Below is a block of records; repeat all of them exactly.
__________________________________________________
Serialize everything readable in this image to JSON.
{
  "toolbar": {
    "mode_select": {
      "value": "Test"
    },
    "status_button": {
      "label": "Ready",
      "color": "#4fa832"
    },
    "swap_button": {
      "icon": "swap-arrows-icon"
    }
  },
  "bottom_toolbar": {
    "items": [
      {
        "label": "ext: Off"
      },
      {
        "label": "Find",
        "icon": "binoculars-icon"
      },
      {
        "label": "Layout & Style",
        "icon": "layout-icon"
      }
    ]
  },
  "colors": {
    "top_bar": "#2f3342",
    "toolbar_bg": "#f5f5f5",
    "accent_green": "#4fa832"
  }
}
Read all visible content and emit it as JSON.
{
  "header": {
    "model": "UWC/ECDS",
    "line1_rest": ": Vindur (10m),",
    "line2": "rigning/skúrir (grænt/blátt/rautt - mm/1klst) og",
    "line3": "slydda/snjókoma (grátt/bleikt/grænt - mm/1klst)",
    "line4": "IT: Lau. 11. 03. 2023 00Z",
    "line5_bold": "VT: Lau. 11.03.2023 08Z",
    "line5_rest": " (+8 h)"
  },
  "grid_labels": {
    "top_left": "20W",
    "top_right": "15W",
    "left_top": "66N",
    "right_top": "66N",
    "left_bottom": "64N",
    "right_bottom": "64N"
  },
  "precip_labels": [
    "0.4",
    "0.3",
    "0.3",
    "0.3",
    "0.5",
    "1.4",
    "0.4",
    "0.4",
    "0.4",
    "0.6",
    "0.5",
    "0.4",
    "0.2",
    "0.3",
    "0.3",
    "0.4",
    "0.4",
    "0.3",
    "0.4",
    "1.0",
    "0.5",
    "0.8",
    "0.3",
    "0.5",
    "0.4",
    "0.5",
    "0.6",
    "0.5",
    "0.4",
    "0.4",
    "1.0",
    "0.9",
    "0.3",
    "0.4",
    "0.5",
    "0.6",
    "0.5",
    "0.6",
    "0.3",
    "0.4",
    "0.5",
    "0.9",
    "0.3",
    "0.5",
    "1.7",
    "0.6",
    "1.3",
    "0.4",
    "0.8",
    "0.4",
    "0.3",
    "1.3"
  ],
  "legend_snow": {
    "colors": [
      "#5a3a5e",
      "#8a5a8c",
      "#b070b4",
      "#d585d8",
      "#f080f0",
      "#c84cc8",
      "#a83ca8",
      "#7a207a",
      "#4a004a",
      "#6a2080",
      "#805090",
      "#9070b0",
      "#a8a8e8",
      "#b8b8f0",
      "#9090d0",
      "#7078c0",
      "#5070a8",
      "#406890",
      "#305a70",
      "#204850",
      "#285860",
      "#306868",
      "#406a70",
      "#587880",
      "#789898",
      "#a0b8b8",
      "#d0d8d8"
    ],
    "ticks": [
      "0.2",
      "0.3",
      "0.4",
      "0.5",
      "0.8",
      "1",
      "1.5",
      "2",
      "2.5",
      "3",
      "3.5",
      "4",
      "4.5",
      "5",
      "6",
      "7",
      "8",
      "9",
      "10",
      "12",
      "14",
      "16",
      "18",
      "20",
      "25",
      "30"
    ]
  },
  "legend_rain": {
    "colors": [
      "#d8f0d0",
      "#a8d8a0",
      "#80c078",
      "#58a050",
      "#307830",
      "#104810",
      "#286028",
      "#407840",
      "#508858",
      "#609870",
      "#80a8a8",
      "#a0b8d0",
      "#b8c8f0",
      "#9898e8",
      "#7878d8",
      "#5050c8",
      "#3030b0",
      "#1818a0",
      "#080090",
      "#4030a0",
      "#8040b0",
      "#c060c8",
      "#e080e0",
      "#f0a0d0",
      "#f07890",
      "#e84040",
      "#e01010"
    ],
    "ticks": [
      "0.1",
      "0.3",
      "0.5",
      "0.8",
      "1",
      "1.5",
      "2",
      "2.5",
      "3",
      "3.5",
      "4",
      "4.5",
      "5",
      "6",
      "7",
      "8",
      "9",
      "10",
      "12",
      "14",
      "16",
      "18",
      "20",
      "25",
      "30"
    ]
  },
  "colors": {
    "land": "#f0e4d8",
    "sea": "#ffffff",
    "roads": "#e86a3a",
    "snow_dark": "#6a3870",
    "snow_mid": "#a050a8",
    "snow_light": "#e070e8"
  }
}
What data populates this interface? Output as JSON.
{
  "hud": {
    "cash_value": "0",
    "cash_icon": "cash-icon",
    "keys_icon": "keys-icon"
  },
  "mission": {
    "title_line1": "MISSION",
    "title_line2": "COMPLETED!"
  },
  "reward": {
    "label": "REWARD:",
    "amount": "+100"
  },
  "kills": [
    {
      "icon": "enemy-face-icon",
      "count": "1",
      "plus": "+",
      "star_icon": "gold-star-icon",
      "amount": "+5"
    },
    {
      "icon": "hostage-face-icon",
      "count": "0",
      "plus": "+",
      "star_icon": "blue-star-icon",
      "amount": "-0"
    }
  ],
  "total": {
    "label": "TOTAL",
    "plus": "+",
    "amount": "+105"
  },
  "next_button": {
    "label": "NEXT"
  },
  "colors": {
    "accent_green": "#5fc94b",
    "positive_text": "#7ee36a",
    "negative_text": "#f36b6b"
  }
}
__________________________________________________
__Finished exercise__.
Serialize everything readable in this image to JSON.
{
  "toolbar": {
    "mode_select": {
      "value": "Test"
    },
    "status_button": {
      "label": "Ready",
      "color": "#4fa832"
    },
    "swap_button": {
      "icon": "swap-arrows-icon"
    }
  },
  "bottom_toolbar": {
    "items": [
      {
        "label": "ext: Off"
      },
      {
        "label": "Find",
        "icon": "binoculars-icon"
      },
      {
        "label": "Layout & Style",
        "icon": "layout-icon"
      }
    ]
  },
  "colors": {
    "top_bar": "#2f3342",
    "toolbar_bg": "#f5f5f5",
    "accent_green": "#4fa832"
  }
}
Read all visible content and emit it as JSON.
{
  "header": {
    "model": "UWC/ECDS",
    "line1_rest": ": Vindur (10m),",
    "line2": "rigning/skúrir (grænt/blátt/rautt - mm/1klst) og",
    "line3": "slydda/snjókoma (grátt/bleikt/grænt - mm/1klst)",
    "line4": "IT: Lau. 11. 03. 2023 00Z",
    "line5_bold": "VT: Lau. 11.03.2023 08Z",
    "line5_rest": " (+8 h)"
  },
  "grid_labels": {
    "top_left": "20W",
    "top_right": "15W",
    "left_top": "66N",
    "right_top": "66N",
    "left_bottom": "64N",
    "right_bottom": "64N"
  },
  "precip_labels": [
    "0.4",
    "0.3",
    "0.3",
    "0.3",
    "0.5",
    "1.4",
    "0.4",
    "0.4",
    "0.4",
    "0.6",
    "0.5",
    "0.4",
    "0.2",
    "0.3",
    "0.3",
    "0.4",
    "0.4",
    "0.3",
    "0.4",
    "1.0",
    "0.5",
    "0.8",
    "0.3",
    "0.5",
    "0.4",
    "0.5",
    "0.6",
    "0.5",
    "0.4",
    "0.4",
    "1.0",
    "0.9",
    "0.3",
    "0.4",
    "0.5",
    "0.6",
    "0.5",
    "0.6",
    "0.3",
    "0.4",
    "0.5",
    "0.9",
    "0.3",
    "0.5",
    "1.7",
    "0.6",
    "1.3",
    "0.4",
    "0.8",
    "0.4",
    "0.3",
    "1.3"
  ],
  "legend_snow": {
    "colors": [
      "#5a3a5e",
      "#8a5a8c",
      "#b070b4",
      "#d585d8",
      "#f080f0",
      "#c84cc8",
      "#a83ca8",
      "#7a207a",
      "#4a004a",
      "#6a2080",
      "#805090",
      "#9070b0",
      "#a8a8e8",
      "#b8b8f0",
      "#9090d0",
      "#7078c0",
      "#5070a8",
      "#406890",
      "#305a70",
      "#204850",
      "#285860",
      "#306868",
      "#406a70",
      "#587880",
      "#789898",
      "#a0b8b8",
      "#d0d8d8"
    ],
    "ticks": [
      "0.2",
      "0.3",
      "0.4",
      "0.5",
      "0.8",
      "1",
      "1.5",
      "2",
      "2.5",
      "3",
      "3.5",
      "4",
      "4.5",
      "5",
      "6",
      "7",
      "8",
      "9",
      "10",
      "12",
      "14",
      "16",
      "18",
      "20",
      "25",
      "30"
    ]
  },
  "legend_rain": {
    "colors": [
      "#d8f0d0",
      "#a8d8a0",
      "#80c078",
      "#58a050",
      "#307830",
      "#104810",
      "#286028",
      "#407840",
      "#508858",
      "#609870",
      "#80a8a8",
      "#a0b8d0",
      "#b8c8f0",
      "#9898e8",
      "#7878d8",
      "#5050c8",
      "#3030b0",
      "#1818a0",
      "#080090",
      "#4030a0",
      "#8040b0",
      "#c060c8",
      "#e080e0",
      "#f0a0d0",
      "#f07890",
      "#e84040",
      "#e01010"
    ],
    "ticks": [
      "0.1",
      "0.3",
      "0.5",
      "0.8",
      "1",
      "1.5",
      "2",
      "2.5",
      "3",
      "3.5",
      "4",
      "4.5",
      "5",
      "6",
      "7",
      "8",
      "9",
      "10",
      "12",
      "14",
      "16",
      "18",
      "20",
      "25",
      "30"
    ]
  },
  "colors": {
    "land": "#f0e4d8",
    "sea": "#ffffff",
    "roads": "#e86a3a",
    "snow_dark": "#6a3870",
    "snow_mid": "#a050a8",
    "snow_light": "#e070e8"
  }
}
What data populates this interface? Output as JSON.
{
  "hud": {
    "cash_value": "0",
    "cash_icon": "cash-icon",
    "keys_icon": "keys-icon"
  },
  "mission": {
    "title_line1": "MISSION",
    "title_line2": "COMPLETED!"
  },
  "reward": {
    "label": "REWARD:",
    "amount": "+100"
  },
  "kills": [
    {
      "icon": "enemy-face-icon",
      "count": "1",
      "plus": "+",
      "star_icon": "gold-star-icon",
      "amount": "+5"
    },
    {
      "icon": "hostage-face-icon",
      "count": "0",
      "plus": "+",
      "star_icon": "blue-star-icon",
      "amount": "-0"
    }
  ],
  "total": {
    "label": "TOTAL",
    "plus": "+",
    "amount": "+105"
  },
  "next_button": {
    "label": "NEXT"
  },
  "colors": {
    "accent_green": "#5fc94b",
    "positive_text": "#7ee36a",
    "negative_text": "#f36b6b"
  }
}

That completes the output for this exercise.